## Start STORED RECORDS

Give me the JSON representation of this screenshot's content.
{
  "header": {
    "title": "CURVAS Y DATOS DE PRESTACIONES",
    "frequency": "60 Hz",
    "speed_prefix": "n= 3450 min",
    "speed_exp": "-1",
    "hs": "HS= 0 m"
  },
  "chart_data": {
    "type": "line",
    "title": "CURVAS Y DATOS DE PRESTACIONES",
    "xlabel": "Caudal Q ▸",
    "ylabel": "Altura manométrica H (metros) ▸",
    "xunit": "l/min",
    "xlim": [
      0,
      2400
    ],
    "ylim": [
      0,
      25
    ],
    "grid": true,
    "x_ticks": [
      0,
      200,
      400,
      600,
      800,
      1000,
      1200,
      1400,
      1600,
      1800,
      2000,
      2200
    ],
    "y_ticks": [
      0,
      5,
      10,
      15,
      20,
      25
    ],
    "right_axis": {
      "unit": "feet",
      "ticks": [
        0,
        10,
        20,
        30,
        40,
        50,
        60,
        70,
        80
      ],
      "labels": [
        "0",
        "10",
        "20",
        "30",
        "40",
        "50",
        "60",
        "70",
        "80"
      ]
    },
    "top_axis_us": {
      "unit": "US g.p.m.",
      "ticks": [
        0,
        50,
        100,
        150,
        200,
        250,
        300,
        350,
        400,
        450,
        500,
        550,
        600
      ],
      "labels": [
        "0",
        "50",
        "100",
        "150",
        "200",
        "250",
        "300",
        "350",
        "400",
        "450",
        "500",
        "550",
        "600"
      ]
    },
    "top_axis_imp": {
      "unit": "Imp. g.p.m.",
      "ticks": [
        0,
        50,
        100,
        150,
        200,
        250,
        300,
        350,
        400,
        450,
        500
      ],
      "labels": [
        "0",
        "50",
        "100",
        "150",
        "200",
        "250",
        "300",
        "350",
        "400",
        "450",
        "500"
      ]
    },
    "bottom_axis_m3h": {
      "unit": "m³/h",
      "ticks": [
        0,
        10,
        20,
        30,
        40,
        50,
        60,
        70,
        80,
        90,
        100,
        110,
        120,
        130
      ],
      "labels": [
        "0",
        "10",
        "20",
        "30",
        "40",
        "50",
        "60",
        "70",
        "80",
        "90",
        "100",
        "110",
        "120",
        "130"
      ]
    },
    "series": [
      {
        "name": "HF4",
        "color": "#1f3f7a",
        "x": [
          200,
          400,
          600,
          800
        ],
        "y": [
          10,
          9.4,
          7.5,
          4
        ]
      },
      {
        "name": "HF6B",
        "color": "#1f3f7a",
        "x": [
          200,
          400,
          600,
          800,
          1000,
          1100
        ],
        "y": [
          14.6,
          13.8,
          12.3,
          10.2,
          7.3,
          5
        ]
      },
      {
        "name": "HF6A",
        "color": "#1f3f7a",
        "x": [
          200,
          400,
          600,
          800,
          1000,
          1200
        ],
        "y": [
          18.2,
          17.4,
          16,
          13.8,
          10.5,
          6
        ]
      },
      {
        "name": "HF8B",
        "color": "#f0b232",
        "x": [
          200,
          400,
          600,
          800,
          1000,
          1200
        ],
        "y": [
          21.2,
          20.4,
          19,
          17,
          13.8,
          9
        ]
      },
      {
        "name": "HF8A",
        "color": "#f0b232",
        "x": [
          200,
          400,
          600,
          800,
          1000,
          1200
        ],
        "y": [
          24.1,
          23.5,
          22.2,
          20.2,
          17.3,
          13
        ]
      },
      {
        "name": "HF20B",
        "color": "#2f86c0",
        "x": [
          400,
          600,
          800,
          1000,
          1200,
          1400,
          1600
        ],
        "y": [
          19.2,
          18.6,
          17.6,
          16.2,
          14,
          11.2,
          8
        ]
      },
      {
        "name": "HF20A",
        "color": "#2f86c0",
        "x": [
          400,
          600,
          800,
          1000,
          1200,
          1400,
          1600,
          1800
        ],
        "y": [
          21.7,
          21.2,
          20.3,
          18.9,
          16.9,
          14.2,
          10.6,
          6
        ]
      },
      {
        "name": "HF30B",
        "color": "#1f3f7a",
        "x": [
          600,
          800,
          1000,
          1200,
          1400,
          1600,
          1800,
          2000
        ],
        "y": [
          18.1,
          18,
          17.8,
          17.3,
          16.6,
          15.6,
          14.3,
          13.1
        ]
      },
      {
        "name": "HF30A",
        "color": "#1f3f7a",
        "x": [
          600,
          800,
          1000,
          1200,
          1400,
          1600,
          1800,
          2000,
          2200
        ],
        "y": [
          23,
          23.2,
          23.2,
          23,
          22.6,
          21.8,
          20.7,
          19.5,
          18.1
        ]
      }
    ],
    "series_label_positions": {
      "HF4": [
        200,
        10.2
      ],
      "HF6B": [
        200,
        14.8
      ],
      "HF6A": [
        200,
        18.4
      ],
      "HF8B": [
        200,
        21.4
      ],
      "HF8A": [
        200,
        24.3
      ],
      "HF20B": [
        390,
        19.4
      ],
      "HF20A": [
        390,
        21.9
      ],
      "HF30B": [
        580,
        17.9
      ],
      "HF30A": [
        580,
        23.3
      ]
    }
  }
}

## End STORED RECORDS

* **WHAT NEEDS TO BE DONE**
In the listing above, find the lines holding the word "name" and copy them.

* **EXERCISE RESULT**
        "name": "HF4",
        "name": "HF6B",
        "name": "HF6A",
        "name": "HF8B",
        "name": "HF8A",
        "name": "HF20B",
        "name": "HF20A",
        "name": "HF30B",
        "name": "HF30A",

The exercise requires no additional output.